WHAT YOU ARE ASKED TO DO |
Show all lines from the data that include the word "name".

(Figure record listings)

"""

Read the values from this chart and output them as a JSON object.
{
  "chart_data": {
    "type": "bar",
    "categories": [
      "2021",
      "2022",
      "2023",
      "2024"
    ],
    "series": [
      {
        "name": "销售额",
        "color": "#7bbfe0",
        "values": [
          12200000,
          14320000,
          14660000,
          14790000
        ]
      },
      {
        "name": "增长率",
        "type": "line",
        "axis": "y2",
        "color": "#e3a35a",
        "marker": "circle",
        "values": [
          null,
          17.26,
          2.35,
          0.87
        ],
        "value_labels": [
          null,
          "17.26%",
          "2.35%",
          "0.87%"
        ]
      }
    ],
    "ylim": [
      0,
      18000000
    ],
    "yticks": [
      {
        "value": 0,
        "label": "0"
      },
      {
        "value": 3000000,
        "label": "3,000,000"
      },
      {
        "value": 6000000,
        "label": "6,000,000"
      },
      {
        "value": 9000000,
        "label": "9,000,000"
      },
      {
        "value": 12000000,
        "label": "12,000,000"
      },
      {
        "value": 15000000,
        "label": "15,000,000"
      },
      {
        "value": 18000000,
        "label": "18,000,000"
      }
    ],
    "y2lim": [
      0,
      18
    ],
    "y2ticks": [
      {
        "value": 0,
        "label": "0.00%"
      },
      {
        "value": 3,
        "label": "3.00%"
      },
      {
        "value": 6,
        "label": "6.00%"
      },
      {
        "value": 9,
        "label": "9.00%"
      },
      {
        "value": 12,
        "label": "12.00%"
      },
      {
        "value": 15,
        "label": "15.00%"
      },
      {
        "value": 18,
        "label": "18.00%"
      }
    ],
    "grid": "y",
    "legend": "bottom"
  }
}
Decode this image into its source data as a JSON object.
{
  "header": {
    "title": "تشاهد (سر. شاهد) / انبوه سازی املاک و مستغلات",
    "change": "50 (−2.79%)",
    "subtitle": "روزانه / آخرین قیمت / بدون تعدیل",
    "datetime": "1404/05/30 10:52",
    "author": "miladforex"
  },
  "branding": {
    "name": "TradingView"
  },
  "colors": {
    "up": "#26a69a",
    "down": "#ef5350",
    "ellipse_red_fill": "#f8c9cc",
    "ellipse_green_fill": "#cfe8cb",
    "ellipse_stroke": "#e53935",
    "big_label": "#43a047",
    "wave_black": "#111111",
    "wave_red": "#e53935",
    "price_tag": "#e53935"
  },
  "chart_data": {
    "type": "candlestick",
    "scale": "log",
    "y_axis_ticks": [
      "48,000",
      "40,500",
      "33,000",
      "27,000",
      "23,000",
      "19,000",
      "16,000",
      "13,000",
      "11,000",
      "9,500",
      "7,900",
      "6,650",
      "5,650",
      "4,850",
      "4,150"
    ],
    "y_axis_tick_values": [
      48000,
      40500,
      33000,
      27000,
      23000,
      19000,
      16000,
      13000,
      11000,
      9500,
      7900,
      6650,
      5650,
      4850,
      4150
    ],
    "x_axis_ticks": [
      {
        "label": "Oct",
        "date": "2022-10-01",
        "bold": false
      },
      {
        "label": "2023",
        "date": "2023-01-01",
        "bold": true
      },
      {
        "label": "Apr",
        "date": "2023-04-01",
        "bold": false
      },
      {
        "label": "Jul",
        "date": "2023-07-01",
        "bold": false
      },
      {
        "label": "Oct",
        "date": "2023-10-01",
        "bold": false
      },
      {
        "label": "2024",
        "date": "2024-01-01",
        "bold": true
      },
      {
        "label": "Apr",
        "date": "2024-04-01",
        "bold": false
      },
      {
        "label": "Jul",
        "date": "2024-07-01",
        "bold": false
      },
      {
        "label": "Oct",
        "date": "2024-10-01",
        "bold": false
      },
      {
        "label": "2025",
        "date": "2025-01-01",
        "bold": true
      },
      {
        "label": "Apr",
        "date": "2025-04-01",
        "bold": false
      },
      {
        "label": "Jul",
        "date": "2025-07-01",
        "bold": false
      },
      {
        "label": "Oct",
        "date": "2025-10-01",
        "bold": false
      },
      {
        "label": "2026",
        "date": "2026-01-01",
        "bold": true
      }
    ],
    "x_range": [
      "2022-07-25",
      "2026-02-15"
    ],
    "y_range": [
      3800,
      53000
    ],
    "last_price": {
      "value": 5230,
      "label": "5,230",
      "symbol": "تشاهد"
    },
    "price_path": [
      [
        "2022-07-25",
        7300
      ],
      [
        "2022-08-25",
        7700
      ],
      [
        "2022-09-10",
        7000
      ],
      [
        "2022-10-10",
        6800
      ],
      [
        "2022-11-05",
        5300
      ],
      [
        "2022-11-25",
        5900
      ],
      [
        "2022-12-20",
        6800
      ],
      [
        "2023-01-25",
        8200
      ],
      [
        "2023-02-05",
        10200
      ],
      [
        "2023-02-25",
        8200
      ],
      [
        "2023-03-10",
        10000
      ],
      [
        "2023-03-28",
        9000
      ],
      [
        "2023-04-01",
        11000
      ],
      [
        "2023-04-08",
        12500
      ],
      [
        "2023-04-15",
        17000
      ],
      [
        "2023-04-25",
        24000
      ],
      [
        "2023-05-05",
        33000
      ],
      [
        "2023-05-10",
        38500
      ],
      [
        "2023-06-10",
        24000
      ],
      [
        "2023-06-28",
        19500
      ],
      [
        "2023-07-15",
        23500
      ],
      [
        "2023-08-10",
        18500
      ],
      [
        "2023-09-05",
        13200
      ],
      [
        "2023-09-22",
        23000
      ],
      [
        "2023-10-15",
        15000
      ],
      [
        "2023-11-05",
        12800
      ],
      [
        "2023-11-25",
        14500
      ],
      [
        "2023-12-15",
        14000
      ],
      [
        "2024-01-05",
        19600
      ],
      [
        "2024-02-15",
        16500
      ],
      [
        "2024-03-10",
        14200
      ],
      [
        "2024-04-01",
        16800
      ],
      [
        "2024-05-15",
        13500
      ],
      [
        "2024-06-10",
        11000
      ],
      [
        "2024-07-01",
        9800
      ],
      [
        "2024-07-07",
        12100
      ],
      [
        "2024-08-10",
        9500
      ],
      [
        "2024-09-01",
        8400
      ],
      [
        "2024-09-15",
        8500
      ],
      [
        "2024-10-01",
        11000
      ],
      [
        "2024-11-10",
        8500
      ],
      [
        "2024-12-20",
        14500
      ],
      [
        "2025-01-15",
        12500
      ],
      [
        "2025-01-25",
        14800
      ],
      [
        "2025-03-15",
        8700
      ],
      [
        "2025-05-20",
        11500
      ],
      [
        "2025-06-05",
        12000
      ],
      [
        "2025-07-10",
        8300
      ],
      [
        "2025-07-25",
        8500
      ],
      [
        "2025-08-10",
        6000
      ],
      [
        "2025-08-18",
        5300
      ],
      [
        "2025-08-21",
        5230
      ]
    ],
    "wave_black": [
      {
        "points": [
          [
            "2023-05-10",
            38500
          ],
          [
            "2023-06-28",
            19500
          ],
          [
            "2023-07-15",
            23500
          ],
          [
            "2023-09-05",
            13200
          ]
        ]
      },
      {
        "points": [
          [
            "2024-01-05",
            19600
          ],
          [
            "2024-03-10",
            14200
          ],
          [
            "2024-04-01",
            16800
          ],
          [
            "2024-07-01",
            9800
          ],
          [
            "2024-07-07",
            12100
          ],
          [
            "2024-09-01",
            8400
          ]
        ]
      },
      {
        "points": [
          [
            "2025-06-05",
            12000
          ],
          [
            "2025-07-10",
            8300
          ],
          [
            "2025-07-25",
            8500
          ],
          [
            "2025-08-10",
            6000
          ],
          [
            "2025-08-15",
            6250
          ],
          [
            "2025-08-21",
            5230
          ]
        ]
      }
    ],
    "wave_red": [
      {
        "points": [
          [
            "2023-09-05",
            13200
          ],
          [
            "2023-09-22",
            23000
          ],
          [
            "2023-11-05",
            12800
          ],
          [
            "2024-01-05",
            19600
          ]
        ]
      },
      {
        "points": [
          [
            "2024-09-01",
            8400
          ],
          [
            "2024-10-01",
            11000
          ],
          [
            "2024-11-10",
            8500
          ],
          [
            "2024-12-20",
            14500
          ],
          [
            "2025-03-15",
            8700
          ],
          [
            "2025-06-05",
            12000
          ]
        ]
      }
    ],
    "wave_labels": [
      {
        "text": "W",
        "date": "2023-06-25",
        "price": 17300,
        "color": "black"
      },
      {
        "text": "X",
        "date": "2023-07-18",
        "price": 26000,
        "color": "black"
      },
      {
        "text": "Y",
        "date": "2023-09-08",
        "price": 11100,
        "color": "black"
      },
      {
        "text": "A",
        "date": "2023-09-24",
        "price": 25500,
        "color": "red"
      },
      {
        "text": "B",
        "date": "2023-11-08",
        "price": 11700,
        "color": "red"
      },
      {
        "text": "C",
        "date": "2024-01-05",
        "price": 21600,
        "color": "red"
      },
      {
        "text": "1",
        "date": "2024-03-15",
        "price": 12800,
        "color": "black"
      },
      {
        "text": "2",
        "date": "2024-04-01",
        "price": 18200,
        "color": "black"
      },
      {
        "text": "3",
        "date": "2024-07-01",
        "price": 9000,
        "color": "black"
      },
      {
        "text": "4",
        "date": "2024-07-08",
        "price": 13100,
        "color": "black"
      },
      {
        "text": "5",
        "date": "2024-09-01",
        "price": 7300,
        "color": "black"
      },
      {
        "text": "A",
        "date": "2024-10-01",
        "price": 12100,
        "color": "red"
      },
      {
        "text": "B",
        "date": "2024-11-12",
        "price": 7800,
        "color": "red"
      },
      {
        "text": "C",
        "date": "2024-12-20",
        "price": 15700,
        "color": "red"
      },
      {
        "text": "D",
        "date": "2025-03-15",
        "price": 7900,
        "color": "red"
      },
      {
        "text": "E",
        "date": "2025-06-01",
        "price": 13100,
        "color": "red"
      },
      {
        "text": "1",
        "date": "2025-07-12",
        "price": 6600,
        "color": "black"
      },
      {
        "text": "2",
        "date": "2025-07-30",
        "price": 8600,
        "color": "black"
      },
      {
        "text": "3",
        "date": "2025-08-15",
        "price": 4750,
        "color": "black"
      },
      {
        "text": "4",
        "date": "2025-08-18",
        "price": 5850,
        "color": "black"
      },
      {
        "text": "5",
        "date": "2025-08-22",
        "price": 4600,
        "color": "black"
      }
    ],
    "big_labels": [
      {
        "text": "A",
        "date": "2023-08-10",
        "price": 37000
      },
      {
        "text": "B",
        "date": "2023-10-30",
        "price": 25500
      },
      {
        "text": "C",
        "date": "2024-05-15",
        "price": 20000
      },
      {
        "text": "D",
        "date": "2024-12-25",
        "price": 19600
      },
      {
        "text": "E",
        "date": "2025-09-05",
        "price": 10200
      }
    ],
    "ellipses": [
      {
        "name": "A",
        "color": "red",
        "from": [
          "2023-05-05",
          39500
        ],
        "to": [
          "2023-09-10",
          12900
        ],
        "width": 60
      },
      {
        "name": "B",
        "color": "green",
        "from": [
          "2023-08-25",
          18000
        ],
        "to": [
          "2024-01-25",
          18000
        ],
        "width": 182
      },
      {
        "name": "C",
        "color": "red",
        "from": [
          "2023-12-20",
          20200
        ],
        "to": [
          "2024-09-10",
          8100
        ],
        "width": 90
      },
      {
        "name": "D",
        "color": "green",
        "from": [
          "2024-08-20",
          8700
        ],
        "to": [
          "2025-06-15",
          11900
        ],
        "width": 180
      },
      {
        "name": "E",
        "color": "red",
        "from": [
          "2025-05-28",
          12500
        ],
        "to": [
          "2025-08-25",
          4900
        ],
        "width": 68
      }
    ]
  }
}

"""

EXERCISE SOLUTION |
        "name": "销售额",
        "name": "增长率",
    "name": "TradingView"
        "name": "A",
        "name": "B",
        "name": "C",
        "name": "D",
        "name": "E",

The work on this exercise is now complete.